Exercise instructions:
Retype the data below without altering anything.

Information provided:
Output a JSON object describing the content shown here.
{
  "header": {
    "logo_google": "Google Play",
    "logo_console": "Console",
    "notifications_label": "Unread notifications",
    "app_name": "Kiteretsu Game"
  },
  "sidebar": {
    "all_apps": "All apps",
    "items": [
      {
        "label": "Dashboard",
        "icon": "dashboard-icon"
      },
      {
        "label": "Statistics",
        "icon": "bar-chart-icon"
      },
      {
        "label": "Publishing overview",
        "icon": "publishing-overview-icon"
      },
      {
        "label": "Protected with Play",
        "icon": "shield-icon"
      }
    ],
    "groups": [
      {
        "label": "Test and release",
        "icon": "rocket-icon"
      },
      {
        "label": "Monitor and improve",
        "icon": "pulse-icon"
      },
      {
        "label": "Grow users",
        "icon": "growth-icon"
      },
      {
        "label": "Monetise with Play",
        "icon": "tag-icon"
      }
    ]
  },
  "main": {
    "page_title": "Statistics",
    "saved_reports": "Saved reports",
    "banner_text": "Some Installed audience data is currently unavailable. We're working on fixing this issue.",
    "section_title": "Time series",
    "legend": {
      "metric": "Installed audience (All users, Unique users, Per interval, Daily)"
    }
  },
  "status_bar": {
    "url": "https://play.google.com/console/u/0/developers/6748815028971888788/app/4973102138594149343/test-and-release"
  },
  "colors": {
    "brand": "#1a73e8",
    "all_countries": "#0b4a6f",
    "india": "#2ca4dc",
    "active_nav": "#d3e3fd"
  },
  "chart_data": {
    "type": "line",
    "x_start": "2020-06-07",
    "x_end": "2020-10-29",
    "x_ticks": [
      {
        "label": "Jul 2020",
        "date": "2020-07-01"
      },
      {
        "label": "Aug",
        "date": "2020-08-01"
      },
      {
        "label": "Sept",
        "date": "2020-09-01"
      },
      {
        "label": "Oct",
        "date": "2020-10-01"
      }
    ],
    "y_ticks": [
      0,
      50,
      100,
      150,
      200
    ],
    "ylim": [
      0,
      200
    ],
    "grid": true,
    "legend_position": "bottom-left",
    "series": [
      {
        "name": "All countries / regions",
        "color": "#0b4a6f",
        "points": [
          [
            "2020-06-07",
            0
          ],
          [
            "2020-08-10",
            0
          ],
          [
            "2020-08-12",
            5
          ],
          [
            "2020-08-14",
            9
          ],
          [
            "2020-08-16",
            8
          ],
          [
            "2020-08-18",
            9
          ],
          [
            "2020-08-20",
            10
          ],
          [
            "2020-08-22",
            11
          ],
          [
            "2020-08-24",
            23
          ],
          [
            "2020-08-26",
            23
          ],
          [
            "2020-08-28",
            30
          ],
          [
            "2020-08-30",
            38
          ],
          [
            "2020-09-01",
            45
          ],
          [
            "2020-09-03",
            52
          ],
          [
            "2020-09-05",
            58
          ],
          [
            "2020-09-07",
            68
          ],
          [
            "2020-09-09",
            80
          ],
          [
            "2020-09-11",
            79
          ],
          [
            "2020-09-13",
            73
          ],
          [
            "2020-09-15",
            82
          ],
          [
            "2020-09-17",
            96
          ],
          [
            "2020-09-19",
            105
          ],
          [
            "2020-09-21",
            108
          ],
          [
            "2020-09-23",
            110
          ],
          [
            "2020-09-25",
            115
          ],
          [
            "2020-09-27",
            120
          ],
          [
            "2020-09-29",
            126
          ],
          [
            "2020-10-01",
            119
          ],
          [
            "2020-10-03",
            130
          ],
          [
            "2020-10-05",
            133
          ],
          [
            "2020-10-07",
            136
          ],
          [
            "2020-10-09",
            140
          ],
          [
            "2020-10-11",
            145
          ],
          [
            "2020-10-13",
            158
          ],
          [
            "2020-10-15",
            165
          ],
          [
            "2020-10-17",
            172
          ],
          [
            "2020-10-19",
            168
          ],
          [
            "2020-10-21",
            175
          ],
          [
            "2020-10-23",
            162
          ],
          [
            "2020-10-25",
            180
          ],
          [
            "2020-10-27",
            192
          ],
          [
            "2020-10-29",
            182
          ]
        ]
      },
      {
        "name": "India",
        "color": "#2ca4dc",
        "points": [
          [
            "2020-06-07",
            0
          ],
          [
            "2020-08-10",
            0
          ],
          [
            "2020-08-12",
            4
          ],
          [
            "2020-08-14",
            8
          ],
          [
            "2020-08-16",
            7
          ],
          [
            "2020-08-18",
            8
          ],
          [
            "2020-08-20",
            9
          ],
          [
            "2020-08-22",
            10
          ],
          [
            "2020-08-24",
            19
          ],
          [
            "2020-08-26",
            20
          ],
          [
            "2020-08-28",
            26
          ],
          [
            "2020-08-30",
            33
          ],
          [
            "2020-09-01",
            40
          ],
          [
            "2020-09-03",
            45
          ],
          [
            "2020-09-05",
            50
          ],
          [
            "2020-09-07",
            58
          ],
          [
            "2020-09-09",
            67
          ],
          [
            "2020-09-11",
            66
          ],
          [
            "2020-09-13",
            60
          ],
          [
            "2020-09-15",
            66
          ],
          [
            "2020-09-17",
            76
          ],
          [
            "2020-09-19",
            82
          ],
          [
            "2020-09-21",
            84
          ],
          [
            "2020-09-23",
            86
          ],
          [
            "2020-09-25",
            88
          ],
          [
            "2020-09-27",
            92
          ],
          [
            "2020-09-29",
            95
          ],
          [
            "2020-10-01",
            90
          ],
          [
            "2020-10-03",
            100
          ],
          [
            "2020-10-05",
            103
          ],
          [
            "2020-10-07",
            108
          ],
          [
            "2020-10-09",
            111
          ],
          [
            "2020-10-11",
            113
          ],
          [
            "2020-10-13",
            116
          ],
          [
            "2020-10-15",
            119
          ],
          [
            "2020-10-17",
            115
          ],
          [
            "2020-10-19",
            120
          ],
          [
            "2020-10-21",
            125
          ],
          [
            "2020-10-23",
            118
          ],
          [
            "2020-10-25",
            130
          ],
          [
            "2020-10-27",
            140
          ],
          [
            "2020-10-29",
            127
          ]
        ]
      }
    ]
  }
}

Full solution:
Output a JSON object describing the content shown here.
{
  "header": {
    "logo_google": "Google Play",
    "logo_console": "Console",
    "notifications_label": "Unread notifications",
    "app_name": "Kiteretsu Game"
  },
  "sidebar": {
    "all_apps": "All apps",
    "items": [
      {
        "label": "Dashboard",
        "icon": "dashboard-icon"
      },
      {
        "label": "Statistics",
        "icon": "bar-chart-icon"
      },
      {
        "label": "Publishing overview",
        "icon": "publishing-overview-icon"
      },
      {
        "label": "Protected with Play",
        "icon": "shield-icon"
      }
    ],
    "groups": [
      {
        "label": "Test and release",
        "icon": "rocket-icon"
      },
      {
        "label": "Monitor and improve",
        "icon": "pulse-icon"
      },
      {
        "label": "Grow users",
        "icon": "growth-icon"
      },
      {
        "label": "Monetise with Play",
        "icon": "tag-icon"
      }
    ]
  },
  "main": {
    "page_title": "Statistics",
    "saved_reports": "Saved reports",
    "banner_text": "Some Installed audience data is currently unavailable. We're working on fixing this issue.",
    "section_title": "Time series",
    "legend": {
      "metric": "Installed audience (All users, Unique users, Per interval, Daily)"
    }
  },
  "status_bar": {
    "url": "https://play.google.com/console/u/0/developers/6748815028971888788/app/4973102138594149343/test-and-release"
  },
  "colors": {
    "brand": "#1a73e8",
    "all_countries": "#0b4a6f",
    "india": "#2ca4dc",
    "active_nav": "#d3e3fd"
  },
  "chart_data": {
    "type": "line",
    "x_start": "2020-06-07",
    "x_end": "2020-10-29",
    "x_ticks": [
      {
        "label": "Jul 2020",
        "date": "2020-07-01"
      },
      {
        "label": "Aug",
        "date": "2020-08-01"
      },
      {
        "label": "Sept",
        "date": "2020-09-01"
      },
      {
        "label": "Oct",
        "date": "2020-10-01"
      }
    ],
    "y_ticks": [
      0,
      50,
      100,
      150,
      200
    ],
    "ylim": [
      0,
      200
    ],
    "grid": true,
    "legend_position": "bottom-left",
    "series": [
      {
        "name": "All countries / regions",
        "color": "#0b4a6f",
        "points": [
          [
            "2020-06-07",
            0
          ],
          [
            "2020-08-10",
            0
          ],
          [
            "2020-08-12",
            5
          ],
          [
            "2020-08-14",
            9
          ],
          [
            "2020-08-16",
            8
          ],
          [
            "2020-08-18",
            9
          ],
          [
            "2020-08-20",
            10
          ],
          [
            "2020-08-22",
            11
          ],
          [
            "2020-08-24",
            23
          ],
          [
            "2020-08-26",
            23
          ],
          [
            "2020-08-28",
            30
          ],
          [
            "2020-08-30",
            38
          ],
          [
            "2020-09-01",
            45
          ],
          [
            "2020-09-03",
            52
          ],
          [
            "2020-09-05",
            58
          ],
          [
            "2020-09-07",
            68
          ],
          [
            "2020-09-09",
            80
          ],
          [
            "2020-09-11",
            79
          ],
          [
            "2020-09-13",
            73
          ],
          [
            "2020-09-15",
            82
          ],
          [
            "2020-09-17",
            96
          ],
          [
            "2020-09-19",
            105
          ],
          [
            "2020-09-21",
            108
          ],
          [
            "2020-09-23",
            110
          ],
          [
            "2020-09-25",
            115
          ],
          [
            "2020-09-27",
            120
          ],
          [
            "2020-09-29",
            126
          ],
          [
            "2020-10-01",
            119
          ],
          [
            "2020-10-03",
            130
          ],
          [
            "2020-10-05",
            133
          ],
          [
            "2020-10-07",
            136
          ],
          [
            "2020-10-09",
            140
          ],
          [
            "2020-10-11",
            145
          ],
          [
            "2020-10-13",
            158
          ],
          [
            "2020-10-15",
            165
          ],
          [
            "2020-10-17",
            172
          ],
          [
            "2020-10-19",
            168
          ],
          [
            "2020-10-21",
            175
          ],
          [
            "2020-10-23",
            162
          ],
          [
            "2020-10-25",
            180
          ],
          [
            "2020-10-27",
            192
          ],
          [
            "2020-10-29",
            182
          ]
        ]
      },
      {
        "name": "India",
        "color": "#2ca4dc",
        "points": [
          [
            "2020-06-07",
            0
          ],
          [
            "2020-08-10",
            0
          ],
          [
            "2020-08-12",
            4
          ],
          [
            "2020-08-14",
            8
          ],
          [
            "2020-08-16",
            7
          ],
          [
            "2020-08-18",
            8
          ],
          [
            "2020-08-20",
            9
          ],
          [
            "2020-08-22",
            10
          ],
          [
            "2020-08-24",
            19
          ],
          [
            "2020-08-26",
            20
          ],
          [
            "2020-08-28",
            26
          ],
          [
            "2020-08-30",
            33
          ],
          [
            "2020-09-01",
            40
          ],
          [
            "2020-09-03",
            45
          ],
          [
            "2020-09-05",
            50
          ],
          [
            "2020-09-07",
            58
          ],
          [
            "2020-09-09",
            67
          ],
          [
            "2020-09-11",
            66
          ],
          [
            "2020-09-13",
            60
          ],
          [
            "2020-09-15",
            66
          ],
          [
            "2020-09-17",
            76
          ],
          [
            "2020-09-19",
            82
          ],
          [
            "2020-09-21",
            84
          ],
          [
            "2020-09-23",
            86
          ],
          [
            "2020-09-25",
            88
          ],
          [
            "2020-09-27",
            92
          ],
          [
            "2020-09-29",
            95
          ],
          [
            "2020-10-01",
            90
          ],
          [
            "2020-10-03",
            100
          ],
          [
            "2020-10-05",
            103
          ],
          [
            "2020-10-07",
            108
          ],
          [
            "2020-10-09",
            111
          ],
          [
            "2020-10-11",
            113
          ],
          [
            "2020-10-13",
            116
          ],
          [
            "2020-10-15",
            119
          ],
          [
            "2020-10-17",
            115
          ],
          [
            "2020-10-19",
            120
          ],
          [
            "2020-10-21",
            125
          ],
          [
            "2020-10-23",
            118
          ],
          [
            "2020-10-25",
            130
          ],
          [
            "2020-10-27",
            140
          ],
          [
            "2020-10-29",
            127
          ]
        ]
      }
    ]
  }
}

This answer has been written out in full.